* START *

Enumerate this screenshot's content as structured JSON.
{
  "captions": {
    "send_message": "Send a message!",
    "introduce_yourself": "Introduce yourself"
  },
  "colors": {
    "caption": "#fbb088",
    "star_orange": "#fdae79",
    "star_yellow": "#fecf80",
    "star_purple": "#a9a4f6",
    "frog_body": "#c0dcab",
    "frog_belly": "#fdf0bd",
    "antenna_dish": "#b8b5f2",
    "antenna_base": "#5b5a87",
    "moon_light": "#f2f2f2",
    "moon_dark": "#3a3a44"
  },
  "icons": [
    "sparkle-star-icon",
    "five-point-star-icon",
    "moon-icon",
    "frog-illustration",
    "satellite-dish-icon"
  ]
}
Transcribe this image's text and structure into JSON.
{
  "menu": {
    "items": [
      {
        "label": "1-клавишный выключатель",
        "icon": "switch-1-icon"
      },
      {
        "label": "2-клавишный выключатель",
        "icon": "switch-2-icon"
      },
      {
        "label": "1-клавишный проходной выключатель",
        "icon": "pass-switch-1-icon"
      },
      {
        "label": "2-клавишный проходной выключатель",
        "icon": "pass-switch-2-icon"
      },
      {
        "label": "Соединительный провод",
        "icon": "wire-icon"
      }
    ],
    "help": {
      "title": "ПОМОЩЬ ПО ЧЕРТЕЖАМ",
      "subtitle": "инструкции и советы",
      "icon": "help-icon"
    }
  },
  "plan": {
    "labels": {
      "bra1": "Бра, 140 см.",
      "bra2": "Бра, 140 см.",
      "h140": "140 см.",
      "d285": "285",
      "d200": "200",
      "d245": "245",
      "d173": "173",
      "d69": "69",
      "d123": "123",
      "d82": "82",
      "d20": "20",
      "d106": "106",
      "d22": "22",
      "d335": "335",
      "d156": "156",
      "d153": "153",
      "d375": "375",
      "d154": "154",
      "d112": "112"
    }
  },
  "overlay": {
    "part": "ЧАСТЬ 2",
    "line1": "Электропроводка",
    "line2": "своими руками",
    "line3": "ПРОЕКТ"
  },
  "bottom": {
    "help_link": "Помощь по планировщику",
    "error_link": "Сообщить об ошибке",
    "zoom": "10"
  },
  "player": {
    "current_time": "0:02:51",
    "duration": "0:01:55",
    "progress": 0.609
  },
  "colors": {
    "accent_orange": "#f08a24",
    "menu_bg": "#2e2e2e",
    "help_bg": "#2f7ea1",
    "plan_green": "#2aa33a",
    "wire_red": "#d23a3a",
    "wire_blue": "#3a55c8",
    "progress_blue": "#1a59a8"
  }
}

* END *

(Short problem)
Provide an exact reproduction of all the entries shown above.

(Exercise result)
Enumerate this screenshot's content as structured JSON.
{
  "captions": {
    "send_message": "Send a message!",
    "introduce_yourself": "Introduce yourself"
  },
  "colors": {
    "caption": "#fbb088",
    "star_orange": "#fdae79",
    "star_yellow": "#fecf80",
    "star_purple": "#a9a4f6",
    "frog_body": "#c0dcab",
    "frog_belly": "#fdf0bd",
    "antenna_dish": "#b8b5f2",
    "antenna_base": "#5b5a87",
    "moon_light": "#f2f2f2",
    "moon_dark": "#3a3a44"
  },
  "icons": [
    "sparkle-star-icon",
    "five-point-star-icon",
    "moon-icon",
    "frog-illustration",
    "satellite-dish-icon"
  ]
}
Transcribe this image's text and structure into JSON.
{
  "menu": {
    "items": [
      {
        "label": "1-клавишный выключатель",
        "icon": "switch-1-icon"
      },
      {
        "label": "2-клавишный выключатель",
        "icon": "switch-2-icon"
      },
      {
        "label": "1-клавишный проходной выключатель",
        "icon": "pass-switch-1-icon"
      },
      {
        "label": "2-клавишный проходной выключатель",
        "icon": "pass-switch-2-icon"
      },
      {
        "label": "Соединительный провод",
        "icon": "wire-icon"
      }
    ],
    "help": {
      "title": "ПОМОЩЬ ПО ЧЕРТЕЖАМ",
      "subtitle": "инструкции и советы",
      "icon": "help-icon"
    }
  },
  "plan": {
    "labels": {
      "bra1": "Бра, 140 см.",
      "bra2": "Бра, 140 см.",
      "h140": "140 см.",
      "d285": "285",
      "d200": "200",
      "d245": "245",
      "d173": "173",
      "d69": "69",
      "d123": "123",
      "d82": "82",
      "d20": "20",
      "d106": "106",
      "d22": "22",
      "d335": "335",
      "d156": "156",
      "d153": "153",
      "d375": "375",
      "d154": "154",
      "d112": "112"
    }
  },
  "overlay": {
    "part": "ЧАСТЬ 2",
    "line1": "Электропроводка",
    "line2": "своими руками",
    "line3": "ПРОЕКТ"
  },
  "bottom": {
    "help_link": "Помощь по планировщику",
    "error_link": "Сообщить об ошибке",
    "zoom": "10"
  },
  "player": {
    "current_time": "0:02:51",
    "duration": "0:01:55",
    "progress": 0.609
  },
  "colors": {
    "accent_orange": "#f08a24",
    "menu_bg": "#2e2e2e",
    "help_bg": "#2f7ea1",
    "plan_green": "#2aa33a",
    "wire_red": "#d23a3a",
    "wire_blue": "#3a55c8",
    "progress_blue": "#1a59a8"
  }
}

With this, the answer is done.